**INPUT:**
______________________________

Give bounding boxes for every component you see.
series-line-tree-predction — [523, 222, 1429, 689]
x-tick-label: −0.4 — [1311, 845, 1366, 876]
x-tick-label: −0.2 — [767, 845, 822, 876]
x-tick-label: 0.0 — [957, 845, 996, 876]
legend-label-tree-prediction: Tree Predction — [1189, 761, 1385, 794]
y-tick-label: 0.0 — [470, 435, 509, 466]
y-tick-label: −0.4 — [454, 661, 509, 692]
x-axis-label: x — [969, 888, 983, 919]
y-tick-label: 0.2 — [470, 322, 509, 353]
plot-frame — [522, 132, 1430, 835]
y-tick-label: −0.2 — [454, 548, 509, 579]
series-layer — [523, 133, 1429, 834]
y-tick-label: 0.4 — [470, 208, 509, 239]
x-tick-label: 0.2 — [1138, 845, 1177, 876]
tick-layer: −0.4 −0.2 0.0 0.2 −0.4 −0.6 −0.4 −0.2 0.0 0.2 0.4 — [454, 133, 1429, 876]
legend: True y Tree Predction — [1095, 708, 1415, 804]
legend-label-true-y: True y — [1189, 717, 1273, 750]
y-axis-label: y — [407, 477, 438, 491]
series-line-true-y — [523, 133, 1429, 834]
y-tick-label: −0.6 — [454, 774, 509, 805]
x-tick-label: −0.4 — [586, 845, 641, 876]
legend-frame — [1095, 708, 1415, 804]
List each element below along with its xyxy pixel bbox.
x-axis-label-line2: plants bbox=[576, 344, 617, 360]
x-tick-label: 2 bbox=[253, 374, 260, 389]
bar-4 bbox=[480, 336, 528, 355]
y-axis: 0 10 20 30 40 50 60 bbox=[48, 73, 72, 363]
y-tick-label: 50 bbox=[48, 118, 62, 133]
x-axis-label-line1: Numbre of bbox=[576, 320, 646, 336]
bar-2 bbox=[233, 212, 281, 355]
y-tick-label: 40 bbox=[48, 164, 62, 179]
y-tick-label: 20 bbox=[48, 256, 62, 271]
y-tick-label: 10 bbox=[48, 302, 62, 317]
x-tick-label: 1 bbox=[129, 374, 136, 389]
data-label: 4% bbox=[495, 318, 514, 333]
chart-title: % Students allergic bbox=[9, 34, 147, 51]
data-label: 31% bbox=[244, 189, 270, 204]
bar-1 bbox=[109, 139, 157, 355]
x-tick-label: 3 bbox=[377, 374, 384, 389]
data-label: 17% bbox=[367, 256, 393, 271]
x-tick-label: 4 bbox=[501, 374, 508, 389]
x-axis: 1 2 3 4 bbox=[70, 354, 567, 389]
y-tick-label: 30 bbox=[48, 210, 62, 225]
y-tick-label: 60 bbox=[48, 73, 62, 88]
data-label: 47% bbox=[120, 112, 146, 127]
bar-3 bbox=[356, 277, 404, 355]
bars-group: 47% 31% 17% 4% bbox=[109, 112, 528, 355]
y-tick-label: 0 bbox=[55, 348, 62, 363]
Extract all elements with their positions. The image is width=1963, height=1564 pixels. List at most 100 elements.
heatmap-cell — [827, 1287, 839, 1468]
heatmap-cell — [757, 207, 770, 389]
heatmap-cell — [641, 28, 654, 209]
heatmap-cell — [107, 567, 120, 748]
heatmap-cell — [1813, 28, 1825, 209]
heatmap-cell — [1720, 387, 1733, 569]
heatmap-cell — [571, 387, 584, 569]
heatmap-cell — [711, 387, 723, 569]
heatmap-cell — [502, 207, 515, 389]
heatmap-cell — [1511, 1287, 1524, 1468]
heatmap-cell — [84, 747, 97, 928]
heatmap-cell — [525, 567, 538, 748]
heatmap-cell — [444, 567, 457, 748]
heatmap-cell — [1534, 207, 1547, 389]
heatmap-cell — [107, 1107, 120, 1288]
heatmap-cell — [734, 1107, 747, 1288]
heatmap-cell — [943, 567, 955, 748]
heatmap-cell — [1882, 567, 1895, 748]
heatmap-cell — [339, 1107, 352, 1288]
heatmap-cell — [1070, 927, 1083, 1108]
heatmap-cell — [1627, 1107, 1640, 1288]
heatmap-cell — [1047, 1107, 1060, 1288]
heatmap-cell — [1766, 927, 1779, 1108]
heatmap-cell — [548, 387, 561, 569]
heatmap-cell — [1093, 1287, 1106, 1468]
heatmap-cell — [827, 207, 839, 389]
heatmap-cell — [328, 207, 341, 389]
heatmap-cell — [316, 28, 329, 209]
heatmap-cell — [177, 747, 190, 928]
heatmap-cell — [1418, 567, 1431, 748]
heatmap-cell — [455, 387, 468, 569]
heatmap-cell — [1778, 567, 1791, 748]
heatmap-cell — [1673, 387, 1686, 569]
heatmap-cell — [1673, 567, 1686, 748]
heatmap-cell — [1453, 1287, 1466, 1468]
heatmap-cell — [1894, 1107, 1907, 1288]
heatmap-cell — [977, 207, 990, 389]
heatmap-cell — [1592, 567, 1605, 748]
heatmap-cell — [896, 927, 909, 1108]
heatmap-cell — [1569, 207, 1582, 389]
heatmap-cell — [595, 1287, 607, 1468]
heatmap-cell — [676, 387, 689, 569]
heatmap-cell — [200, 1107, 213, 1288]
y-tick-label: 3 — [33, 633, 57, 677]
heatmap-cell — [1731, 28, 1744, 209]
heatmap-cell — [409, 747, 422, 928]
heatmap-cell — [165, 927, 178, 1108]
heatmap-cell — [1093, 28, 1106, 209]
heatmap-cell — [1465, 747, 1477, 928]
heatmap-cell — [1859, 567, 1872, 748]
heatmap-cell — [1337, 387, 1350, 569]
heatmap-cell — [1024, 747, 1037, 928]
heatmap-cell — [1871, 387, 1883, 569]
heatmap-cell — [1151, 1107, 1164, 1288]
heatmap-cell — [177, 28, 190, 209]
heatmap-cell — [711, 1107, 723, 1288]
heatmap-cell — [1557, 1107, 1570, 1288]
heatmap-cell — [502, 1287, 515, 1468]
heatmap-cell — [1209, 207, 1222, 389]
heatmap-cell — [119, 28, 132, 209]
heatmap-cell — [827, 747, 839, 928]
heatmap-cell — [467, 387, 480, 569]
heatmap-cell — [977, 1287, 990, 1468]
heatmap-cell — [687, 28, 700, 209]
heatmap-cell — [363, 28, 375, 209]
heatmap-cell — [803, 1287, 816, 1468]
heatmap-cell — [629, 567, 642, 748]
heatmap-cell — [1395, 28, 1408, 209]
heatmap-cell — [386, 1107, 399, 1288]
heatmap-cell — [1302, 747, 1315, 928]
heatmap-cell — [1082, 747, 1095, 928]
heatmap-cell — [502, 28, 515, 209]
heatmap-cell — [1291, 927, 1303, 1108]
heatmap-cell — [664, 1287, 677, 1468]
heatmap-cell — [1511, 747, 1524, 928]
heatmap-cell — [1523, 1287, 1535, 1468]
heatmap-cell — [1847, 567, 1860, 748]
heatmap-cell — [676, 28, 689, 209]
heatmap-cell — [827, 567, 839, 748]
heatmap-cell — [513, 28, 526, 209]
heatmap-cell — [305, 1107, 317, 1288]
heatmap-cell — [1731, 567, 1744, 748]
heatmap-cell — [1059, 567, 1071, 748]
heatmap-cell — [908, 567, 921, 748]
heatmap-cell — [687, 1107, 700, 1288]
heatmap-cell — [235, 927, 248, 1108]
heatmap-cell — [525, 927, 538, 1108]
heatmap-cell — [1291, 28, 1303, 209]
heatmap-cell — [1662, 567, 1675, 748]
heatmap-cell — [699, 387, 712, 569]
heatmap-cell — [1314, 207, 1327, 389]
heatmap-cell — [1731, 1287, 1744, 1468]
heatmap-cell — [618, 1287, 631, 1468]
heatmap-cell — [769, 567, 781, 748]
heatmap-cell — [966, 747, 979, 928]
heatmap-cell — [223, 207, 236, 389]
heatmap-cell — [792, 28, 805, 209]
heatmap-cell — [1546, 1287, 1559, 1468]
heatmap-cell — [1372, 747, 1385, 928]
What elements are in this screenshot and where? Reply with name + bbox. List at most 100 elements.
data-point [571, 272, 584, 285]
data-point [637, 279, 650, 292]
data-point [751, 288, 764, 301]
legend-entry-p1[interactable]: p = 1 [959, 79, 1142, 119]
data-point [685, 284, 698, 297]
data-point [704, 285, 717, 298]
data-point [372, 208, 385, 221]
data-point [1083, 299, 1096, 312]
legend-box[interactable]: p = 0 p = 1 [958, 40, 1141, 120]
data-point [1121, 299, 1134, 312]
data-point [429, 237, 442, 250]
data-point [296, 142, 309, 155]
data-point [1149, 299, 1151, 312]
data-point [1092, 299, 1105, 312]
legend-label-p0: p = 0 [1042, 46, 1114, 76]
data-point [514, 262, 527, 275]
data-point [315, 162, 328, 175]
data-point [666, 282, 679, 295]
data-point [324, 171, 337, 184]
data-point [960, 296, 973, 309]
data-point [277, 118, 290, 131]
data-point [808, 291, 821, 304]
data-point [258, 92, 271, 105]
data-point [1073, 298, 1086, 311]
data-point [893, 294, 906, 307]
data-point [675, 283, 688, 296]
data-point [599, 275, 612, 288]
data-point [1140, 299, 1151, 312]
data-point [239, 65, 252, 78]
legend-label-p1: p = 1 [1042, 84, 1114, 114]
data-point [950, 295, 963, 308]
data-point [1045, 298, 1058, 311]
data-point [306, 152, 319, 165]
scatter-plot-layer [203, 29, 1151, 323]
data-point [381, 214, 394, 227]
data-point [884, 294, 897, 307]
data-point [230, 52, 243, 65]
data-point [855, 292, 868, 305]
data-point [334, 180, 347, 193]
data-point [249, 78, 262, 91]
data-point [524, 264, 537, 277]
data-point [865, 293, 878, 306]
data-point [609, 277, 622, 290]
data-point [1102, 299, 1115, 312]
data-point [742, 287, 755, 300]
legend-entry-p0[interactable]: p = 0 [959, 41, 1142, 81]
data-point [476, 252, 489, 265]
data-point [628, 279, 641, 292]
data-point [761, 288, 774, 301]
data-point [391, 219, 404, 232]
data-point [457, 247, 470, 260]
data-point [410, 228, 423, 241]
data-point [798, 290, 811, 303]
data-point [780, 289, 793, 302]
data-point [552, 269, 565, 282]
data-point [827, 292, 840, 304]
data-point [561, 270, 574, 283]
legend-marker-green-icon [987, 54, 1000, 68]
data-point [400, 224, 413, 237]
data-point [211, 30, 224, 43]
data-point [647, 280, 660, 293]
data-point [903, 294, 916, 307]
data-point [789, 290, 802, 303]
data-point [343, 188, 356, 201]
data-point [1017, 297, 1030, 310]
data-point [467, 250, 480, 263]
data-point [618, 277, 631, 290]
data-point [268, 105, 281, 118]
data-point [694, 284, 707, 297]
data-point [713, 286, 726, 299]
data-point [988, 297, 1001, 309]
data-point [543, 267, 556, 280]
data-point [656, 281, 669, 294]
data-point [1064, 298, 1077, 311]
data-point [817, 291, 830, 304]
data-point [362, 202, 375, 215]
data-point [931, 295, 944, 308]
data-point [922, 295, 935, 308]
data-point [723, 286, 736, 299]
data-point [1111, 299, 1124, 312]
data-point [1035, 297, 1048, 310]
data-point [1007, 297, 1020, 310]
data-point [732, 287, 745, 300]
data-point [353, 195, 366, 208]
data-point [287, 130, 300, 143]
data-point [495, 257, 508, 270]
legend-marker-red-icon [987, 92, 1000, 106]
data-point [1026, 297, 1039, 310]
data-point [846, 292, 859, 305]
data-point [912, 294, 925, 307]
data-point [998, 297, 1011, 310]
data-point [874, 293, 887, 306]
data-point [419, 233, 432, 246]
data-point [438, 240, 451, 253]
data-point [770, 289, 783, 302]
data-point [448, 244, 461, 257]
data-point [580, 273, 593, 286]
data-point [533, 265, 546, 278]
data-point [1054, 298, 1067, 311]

______________________________

**WRITTEN INSTRUCTION:** Reproduce everything from the start of the lines down to the line containing "series-line-true-y — [523, 133, 1429, 834]", swapping "y-tick-label" for "y-axis-tick-label" and leaving all else unchanged.

**REPLY:**
Give bounding boxes for every component you see.
series-line-tree-predction — [523, 222, 1429, 689]
x-tick-label: −0.4 — [1311, 845, 1366, 876]
x-tick-label: −0.2 — [767, 845, 822, 876]
x-tick-label: 0.0 — [957, 845, 996, 876]
legend-label-tree-prediction: Tree Predction — [1189, 761, 1385, 794]
y-axis-tick-label: 0.0 — [470, 435, 509, 466]
y-axis-tick-label: −0.4 — [454, 661, 509, 692]
x-axis-label: x — [969, 888, 983, 919]
y-axis-tick-label: 0.2 — [470, 322, 509, 353]
plot-frame — [522, 132, 1430, 835]
y-axis-tick-label: −0.2 — [454, 548, 509, 579]
series-layer — [523, 133, 1429, 834]
y-axis-tick-label: 0.4 — [470, 208, 509, 239]
x-tick-label: 0.2 — [1138, 845, 1177, 876]
tick-layer: −0.4 −0.2 0.0 0.2 −0.4 −0.6 −0.4 −0.2 0.0 0.2 0.4 — [454, 133, 1429, 876]
legend: True y Tree Predction — [1095, 708, 1415, 804]
legend-label-true-y: True y — [1189, 717, 1273, 750]
y-axis-label: y — [407, 477, 438, 491]
series-line-true-y — [523, 133, 1429, 834]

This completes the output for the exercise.